What to do – Restate every entry word for word.

Dataset entries on figures
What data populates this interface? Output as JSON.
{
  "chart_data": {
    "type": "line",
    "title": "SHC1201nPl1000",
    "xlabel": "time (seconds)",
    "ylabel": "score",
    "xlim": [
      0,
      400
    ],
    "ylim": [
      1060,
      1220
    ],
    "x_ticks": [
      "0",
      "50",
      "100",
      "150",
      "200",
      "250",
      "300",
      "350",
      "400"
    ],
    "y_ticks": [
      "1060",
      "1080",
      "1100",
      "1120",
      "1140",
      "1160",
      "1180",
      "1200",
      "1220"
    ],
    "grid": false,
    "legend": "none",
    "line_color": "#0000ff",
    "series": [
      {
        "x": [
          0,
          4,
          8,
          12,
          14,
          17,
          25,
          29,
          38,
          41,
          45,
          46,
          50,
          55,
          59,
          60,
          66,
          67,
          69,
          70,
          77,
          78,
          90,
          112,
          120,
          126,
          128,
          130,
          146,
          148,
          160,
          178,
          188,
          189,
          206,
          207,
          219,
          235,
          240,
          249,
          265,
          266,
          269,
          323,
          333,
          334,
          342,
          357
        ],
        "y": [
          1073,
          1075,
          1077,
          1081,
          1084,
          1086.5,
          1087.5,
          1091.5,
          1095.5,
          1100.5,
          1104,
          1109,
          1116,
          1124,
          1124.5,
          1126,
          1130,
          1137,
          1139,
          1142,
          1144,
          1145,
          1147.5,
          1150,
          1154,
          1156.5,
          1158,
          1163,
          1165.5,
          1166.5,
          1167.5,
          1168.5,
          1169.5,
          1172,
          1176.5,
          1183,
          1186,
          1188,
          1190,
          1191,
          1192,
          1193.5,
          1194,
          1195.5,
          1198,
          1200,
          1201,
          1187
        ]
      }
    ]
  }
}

Exercise response –
What data populates this interface? Output as JSON.
{
  "chart_data": {
    "type": "line",
    "title": "SHC1201nPl1000",
    "xlabel": "time (seconds)",
    "ylabel": "score",
    "xlim": [
      0,
      400
    ],
    "ylim": [
      1060,
      1220
    ],
    "x_ticks": [
      "0",
      "50",
      "100",
      "150",
      "200",
      "250",
      "300",
      "350",
      "400"
    ],
    "y_ticks": [
      "1060",
      "1080",
      "1100",
      "1120",
      "1140",
      "1160",
      "1180",
      "1200",
      "1220"
    ],
    "grid": false,
    "legend": "none",
    "line_color": "#0000ff",
    "series": [
      {
        "x": [
          0,
          4,
          8,
          12,
          14,
          17,
          25,
          29,
          38,
          41,
          45,
          46,
          50,
          55,
          59,
          60,
          66,
          67,
          69,
          70,
          77,
          78,
          90,
          112,
          120,
          126,
          128,
          130,
          146,
          148,
          160,
          178,
          188,
          189,
          206,
          207,
          219,
          235,
          240,
          249,
          265,
          266,
          269,
          323,
          333,
          334,
          342,
          357
        ],
        "y": [
          1073,
          1075,
          1077,
          1081,
          1084,
          1086.5,
          1087.5,
          1091.5,
          1095.5,
          1100.5,
          1104,
          1109,
          1116,
          1124,
          1124.5,
          1126,
          1130,
          1137,
          1139,
          1142,
          1144,
          1145,
          1147.5,
          1150,
          1154,
          1156.5,
          1158,
          1163,
          1165.5,
          1166.5,
          1167.5,
          1168.5,
          1169.5,
          1172,
          1176.5,
          1183,
          1186,
          1188,
          1190,
          1191,
          1192,
          1193.5,
          1194,
          1195.5,
          1198,
          1200,
          1201,
          1187
        ]
      }
    ]
  }
}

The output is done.